**WRITTEN TASK:** Select every line below containing the word "Quintile".

**EXTRACTED DATA:**
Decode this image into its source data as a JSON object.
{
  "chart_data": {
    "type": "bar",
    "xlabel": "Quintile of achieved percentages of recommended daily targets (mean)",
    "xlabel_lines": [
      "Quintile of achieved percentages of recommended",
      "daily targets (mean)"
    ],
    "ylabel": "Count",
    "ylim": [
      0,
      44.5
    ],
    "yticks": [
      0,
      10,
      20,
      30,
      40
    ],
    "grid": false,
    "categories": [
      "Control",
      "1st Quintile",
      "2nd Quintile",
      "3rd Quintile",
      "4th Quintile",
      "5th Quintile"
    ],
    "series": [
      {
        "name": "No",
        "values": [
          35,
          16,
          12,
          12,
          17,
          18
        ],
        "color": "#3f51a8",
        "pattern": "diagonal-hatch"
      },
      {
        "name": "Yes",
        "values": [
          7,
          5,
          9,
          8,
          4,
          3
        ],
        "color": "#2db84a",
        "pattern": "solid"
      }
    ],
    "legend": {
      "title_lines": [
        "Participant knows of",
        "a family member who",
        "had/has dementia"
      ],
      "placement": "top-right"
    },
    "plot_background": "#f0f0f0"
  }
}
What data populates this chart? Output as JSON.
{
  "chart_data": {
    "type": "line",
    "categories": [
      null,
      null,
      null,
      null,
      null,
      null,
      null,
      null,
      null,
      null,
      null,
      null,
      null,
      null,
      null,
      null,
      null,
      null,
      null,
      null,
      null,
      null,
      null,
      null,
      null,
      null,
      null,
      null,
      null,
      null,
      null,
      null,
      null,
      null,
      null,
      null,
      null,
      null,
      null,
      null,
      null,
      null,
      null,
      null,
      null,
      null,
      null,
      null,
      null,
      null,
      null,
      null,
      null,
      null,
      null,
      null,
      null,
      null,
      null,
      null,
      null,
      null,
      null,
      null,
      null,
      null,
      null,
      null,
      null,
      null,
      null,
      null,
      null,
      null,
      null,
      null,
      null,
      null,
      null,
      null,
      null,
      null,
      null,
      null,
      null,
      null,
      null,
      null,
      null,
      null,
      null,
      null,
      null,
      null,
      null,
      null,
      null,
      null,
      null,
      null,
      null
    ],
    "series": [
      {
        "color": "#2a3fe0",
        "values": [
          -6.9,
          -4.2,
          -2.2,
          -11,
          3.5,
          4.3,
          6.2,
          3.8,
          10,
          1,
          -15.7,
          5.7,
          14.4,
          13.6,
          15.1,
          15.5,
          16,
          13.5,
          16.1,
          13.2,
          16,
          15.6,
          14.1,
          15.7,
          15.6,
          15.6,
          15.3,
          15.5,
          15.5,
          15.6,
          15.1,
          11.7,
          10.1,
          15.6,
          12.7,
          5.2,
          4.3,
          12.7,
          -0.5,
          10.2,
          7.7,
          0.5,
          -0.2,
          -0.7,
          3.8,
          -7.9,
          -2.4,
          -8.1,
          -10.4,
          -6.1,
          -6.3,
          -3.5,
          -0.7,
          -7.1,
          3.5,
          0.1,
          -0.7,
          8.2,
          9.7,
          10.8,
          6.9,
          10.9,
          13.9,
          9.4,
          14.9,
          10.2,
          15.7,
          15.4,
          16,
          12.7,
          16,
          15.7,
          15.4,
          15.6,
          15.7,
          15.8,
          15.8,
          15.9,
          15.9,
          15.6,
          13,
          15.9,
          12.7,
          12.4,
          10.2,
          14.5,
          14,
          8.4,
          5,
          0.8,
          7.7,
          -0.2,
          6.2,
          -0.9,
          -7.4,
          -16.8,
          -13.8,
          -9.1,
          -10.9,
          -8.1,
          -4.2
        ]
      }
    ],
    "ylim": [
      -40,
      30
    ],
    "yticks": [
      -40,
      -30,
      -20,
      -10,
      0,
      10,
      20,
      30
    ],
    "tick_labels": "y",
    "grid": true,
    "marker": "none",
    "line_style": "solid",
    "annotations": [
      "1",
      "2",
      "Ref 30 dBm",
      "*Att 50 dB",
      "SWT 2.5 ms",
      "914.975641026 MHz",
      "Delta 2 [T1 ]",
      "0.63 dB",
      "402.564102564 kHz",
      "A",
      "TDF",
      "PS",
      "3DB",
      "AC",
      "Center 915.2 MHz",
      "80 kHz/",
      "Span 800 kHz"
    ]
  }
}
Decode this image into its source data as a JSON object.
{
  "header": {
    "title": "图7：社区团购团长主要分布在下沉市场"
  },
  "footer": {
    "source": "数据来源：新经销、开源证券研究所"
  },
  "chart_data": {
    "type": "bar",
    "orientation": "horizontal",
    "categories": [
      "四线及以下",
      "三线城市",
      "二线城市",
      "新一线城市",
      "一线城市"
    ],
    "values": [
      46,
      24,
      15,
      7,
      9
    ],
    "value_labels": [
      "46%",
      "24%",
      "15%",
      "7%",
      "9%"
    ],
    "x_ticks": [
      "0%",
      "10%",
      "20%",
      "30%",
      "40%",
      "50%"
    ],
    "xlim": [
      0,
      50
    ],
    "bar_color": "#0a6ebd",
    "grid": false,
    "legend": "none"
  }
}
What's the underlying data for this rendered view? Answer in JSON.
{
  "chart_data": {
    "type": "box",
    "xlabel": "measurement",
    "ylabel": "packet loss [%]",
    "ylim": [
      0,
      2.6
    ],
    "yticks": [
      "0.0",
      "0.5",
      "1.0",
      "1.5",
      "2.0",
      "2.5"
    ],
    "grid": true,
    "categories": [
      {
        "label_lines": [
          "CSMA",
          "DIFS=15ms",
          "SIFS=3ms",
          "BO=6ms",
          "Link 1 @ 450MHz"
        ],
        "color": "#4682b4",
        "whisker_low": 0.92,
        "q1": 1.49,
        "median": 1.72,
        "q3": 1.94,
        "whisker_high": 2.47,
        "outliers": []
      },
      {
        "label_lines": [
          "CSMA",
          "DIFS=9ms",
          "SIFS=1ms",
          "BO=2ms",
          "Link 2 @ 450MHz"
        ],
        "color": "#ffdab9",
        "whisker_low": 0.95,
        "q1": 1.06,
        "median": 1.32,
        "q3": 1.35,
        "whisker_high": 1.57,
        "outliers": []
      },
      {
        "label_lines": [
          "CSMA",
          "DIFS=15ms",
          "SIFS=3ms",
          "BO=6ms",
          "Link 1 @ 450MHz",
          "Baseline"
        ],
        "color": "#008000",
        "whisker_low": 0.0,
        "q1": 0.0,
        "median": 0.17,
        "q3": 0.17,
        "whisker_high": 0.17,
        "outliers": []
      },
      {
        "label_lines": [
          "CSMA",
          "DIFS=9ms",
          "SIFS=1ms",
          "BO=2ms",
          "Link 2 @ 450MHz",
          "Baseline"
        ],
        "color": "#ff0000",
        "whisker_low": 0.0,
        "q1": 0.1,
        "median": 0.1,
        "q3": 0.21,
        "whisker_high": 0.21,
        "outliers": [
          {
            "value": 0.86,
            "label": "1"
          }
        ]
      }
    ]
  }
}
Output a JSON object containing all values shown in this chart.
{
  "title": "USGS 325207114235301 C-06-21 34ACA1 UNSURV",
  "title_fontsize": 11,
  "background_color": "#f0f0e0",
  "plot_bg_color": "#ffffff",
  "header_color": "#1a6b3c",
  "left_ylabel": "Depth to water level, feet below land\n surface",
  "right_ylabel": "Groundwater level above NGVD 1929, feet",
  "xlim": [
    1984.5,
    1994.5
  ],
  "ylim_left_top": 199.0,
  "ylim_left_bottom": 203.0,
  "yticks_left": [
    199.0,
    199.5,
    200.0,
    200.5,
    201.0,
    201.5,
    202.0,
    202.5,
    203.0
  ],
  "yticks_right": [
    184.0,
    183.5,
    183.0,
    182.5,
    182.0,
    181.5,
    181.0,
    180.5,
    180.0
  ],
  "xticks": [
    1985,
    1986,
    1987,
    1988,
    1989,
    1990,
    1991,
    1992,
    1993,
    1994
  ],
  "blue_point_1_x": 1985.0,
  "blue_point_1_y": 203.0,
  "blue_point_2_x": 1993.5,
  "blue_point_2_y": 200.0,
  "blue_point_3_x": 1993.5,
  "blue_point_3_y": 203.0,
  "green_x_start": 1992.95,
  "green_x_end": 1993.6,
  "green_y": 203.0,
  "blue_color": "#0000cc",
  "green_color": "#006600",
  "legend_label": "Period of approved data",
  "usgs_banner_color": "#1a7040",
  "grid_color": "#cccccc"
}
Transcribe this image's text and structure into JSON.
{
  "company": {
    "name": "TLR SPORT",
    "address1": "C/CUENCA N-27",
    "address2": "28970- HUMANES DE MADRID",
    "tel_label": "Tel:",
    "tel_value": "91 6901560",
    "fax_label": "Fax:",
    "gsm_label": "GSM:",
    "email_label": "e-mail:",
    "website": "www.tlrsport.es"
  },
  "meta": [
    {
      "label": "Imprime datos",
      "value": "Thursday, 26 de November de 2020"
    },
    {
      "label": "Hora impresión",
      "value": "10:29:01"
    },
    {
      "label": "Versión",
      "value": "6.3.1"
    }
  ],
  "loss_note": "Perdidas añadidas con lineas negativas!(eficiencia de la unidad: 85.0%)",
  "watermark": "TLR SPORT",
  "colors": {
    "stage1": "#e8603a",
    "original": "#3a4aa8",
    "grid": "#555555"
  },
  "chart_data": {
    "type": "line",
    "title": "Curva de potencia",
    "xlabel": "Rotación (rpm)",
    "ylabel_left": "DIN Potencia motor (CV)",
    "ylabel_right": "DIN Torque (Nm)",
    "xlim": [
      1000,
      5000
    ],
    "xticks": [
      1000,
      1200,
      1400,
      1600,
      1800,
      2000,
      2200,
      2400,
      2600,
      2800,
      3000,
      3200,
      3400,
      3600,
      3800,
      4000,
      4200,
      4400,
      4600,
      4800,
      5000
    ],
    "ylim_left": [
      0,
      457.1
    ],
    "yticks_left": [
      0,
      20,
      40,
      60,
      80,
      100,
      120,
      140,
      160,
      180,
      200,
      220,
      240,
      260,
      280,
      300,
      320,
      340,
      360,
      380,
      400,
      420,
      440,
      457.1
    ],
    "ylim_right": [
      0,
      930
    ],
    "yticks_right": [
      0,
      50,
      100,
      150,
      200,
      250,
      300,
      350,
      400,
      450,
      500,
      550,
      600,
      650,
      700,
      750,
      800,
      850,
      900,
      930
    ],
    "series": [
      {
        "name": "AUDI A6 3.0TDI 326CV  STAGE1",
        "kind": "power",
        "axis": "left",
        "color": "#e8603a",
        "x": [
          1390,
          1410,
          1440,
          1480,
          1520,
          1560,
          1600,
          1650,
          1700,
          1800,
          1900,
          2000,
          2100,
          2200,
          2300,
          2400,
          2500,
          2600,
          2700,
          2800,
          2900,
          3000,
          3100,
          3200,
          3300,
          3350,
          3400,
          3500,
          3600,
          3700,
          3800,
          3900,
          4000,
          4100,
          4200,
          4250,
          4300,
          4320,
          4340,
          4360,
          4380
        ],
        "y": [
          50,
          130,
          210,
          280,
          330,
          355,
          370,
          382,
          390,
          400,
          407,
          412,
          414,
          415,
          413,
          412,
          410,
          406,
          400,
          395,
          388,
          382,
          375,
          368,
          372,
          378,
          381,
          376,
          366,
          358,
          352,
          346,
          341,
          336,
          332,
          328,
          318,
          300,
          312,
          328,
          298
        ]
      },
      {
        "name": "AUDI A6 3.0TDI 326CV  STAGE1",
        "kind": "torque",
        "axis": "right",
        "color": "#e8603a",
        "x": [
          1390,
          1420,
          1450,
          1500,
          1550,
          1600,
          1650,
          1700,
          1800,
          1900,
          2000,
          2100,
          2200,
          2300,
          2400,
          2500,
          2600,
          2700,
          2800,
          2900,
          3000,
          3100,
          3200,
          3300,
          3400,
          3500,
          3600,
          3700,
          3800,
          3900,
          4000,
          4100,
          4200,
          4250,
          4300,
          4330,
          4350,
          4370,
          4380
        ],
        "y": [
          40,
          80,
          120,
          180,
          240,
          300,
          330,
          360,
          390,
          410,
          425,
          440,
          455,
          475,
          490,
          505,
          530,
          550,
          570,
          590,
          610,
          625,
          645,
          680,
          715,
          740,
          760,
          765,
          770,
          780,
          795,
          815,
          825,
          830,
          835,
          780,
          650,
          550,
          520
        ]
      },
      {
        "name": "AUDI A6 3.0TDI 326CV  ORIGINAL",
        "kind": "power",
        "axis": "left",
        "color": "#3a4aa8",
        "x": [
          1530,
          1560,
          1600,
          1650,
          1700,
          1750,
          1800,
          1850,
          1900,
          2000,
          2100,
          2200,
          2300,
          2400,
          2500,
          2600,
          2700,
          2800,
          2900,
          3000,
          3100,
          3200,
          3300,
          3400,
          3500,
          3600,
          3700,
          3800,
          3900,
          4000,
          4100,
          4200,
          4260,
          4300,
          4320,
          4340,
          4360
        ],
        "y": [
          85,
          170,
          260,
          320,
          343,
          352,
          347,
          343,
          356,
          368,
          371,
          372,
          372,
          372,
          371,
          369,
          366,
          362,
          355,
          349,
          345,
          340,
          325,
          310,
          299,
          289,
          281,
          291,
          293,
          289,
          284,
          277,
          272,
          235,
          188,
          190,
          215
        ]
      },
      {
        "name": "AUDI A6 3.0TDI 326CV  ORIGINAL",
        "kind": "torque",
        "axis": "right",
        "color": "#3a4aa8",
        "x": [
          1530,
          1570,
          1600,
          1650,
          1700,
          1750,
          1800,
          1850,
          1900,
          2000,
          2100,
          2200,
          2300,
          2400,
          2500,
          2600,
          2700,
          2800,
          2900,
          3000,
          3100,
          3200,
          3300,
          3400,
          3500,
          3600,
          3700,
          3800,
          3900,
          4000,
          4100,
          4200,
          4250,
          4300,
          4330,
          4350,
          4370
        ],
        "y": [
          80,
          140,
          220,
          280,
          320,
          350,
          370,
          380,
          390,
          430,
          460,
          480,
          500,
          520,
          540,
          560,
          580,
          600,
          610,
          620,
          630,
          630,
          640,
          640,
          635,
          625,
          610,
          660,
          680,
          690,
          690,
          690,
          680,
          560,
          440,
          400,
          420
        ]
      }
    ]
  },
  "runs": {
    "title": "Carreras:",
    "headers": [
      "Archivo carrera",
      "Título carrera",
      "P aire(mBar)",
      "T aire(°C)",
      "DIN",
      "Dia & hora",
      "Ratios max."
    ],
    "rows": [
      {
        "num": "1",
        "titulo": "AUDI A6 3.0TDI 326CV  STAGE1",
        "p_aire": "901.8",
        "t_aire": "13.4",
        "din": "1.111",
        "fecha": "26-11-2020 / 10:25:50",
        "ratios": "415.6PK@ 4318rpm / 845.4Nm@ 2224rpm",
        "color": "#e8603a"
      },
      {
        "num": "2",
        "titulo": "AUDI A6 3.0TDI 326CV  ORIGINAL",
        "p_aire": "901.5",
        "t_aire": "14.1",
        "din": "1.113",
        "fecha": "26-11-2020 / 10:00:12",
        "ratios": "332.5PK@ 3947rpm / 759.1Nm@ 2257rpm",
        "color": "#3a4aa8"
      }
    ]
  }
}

**TASK SOLUTION:**
    "xlabel": "Quintile of achieved percentages of recommended daily targets (mean)",
      "Quintile of achieved percentages of recommended",
      "1st Quintile",
      "2nd Quintile",
      "3rd Quintile",
      "4th Quintile",
      "5th Quintile"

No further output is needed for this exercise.